▸ Raw records:
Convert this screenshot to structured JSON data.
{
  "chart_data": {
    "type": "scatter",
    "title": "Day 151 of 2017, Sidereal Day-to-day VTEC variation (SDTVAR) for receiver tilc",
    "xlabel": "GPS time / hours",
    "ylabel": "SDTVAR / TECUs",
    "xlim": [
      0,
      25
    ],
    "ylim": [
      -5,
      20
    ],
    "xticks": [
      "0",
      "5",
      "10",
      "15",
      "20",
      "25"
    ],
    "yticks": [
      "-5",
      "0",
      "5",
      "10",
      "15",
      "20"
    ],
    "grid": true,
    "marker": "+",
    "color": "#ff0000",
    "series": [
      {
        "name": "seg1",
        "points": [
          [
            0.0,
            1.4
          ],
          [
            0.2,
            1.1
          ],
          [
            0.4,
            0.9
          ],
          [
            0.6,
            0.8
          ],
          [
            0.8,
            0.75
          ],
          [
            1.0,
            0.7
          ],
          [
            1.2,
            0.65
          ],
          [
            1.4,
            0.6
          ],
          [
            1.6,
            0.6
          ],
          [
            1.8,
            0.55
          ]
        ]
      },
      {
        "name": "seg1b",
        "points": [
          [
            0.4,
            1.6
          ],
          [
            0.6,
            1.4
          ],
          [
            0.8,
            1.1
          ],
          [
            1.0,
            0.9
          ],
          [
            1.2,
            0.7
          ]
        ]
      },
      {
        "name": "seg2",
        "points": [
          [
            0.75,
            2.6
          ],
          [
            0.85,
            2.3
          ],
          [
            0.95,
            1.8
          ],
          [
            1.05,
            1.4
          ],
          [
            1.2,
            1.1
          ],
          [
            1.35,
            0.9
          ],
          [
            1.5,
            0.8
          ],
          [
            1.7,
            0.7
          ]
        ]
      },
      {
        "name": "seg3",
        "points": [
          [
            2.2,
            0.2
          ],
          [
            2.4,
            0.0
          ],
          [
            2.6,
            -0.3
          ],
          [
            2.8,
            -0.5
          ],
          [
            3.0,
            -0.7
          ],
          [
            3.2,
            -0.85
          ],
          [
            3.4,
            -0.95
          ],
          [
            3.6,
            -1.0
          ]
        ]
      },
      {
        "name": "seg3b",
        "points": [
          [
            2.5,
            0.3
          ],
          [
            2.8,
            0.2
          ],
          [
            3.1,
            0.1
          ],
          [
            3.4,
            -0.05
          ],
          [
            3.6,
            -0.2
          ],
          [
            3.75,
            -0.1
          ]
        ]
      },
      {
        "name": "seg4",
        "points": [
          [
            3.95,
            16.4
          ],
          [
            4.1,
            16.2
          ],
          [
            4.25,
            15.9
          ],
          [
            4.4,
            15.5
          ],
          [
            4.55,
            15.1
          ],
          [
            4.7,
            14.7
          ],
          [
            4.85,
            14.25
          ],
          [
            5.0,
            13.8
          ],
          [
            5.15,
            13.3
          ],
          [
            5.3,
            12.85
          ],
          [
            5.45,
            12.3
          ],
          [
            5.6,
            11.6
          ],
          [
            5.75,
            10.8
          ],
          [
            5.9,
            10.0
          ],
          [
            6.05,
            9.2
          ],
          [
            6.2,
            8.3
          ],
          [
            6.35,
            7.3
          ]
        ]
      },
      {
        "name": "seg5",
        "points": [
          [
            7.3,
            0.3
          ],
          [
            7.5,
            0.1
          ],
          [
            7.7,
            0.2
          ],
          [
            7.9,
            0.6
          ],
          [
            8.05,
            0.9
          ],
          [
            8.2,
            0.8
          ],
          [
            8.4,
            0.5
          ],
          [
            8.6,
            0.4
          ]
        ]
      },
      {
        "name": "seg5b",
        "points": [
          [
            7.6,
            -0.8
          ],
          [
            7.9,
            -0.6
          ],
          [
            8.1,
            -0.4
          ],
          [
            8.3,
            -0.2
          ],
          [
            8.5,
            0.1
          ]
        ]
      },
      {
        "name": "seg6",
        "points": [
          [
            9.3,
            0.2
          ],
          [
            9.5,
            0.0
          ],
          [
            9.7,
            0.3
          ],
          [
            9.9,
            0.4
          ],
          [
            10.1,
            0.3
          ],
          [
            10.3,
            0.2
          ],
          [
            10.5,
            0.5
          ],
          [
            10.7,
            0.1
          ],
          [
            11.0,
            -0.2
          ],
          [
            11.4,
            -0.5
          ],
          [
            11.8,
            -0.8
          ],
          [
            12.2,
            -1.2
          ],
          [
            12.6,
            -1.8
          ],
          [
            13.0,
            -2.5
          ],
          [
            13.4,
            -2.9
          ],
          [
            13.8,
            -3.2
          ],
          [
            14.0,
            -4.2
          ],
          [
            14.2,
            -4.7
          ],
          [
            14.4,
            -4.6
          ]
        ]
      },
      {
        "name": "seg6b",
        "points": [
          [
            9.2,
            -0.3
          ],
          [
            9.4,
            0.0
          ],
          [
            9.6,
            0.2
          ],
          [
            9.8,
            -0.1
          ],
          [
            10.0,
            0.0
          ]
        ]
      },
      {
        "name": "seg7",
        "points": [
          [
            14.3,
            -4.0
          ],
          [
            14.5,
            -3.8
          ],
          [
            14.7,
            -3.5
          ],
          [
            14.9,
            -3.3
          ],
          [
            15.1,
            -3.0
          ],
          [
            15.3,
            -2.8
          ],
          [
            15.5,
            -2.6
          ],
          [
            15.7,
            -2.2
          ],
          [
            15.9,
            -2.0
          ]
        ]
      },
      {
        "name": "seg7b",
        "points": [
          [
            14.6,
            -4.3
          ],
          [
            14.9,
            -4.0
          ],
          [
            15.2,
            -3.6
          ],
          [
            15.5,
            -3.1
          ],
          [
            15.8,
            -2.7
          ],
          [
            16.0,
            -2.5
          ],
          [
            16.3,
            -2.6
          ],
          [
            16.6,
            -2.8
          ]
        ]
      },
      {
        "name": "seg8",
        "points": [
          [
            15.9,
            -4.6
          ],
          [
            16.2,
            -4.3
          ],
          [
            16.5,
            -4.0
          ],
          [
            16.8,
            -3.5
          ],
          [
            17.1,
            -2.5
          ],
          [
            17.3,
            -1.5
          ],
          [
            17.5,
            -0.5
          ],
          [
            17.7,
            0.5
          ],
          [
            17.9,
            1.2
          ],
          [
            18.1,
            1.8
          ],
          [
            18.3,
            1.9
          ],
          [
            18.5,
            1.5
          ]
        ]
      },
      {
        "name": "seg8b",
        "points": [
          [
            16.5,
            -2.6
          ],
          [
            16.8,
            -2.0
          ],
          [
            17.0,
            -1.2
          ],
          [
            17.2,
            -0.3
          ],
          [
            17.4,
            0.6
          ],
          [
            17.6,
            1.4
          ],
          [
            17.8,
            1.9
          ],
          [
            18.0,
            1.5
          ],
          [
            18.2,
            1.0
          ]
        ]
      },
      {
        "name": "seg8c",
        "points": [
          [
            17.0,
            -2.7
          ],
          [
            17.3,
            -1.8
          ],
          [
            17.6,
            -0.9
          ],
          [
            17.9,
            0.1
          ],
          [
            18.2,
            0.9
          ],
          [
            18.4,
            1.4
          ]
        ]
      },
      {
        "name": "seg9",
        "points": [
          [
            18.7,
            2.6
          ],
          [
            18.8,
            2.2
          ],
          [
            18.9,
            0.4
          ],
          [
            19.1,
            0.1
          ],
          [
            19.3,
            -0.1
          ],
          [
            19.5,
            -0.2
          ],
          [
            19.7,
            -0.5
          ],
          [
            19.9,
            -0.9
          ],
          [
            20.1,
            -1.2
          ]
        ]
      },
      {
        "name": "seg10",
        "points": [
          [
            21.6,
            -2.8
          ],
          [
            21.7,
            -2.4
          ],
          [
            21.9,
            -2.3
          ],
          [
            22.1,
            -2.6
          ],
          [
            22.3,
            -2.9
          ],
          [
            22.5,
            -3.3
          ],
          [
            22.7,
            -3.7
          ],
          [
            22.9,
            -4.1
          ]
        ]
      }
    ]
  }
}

▸ Task details: Only a number is expected here: the count of lines in the listing that hold the string "SDTVAR".

▸ Expected answer: 2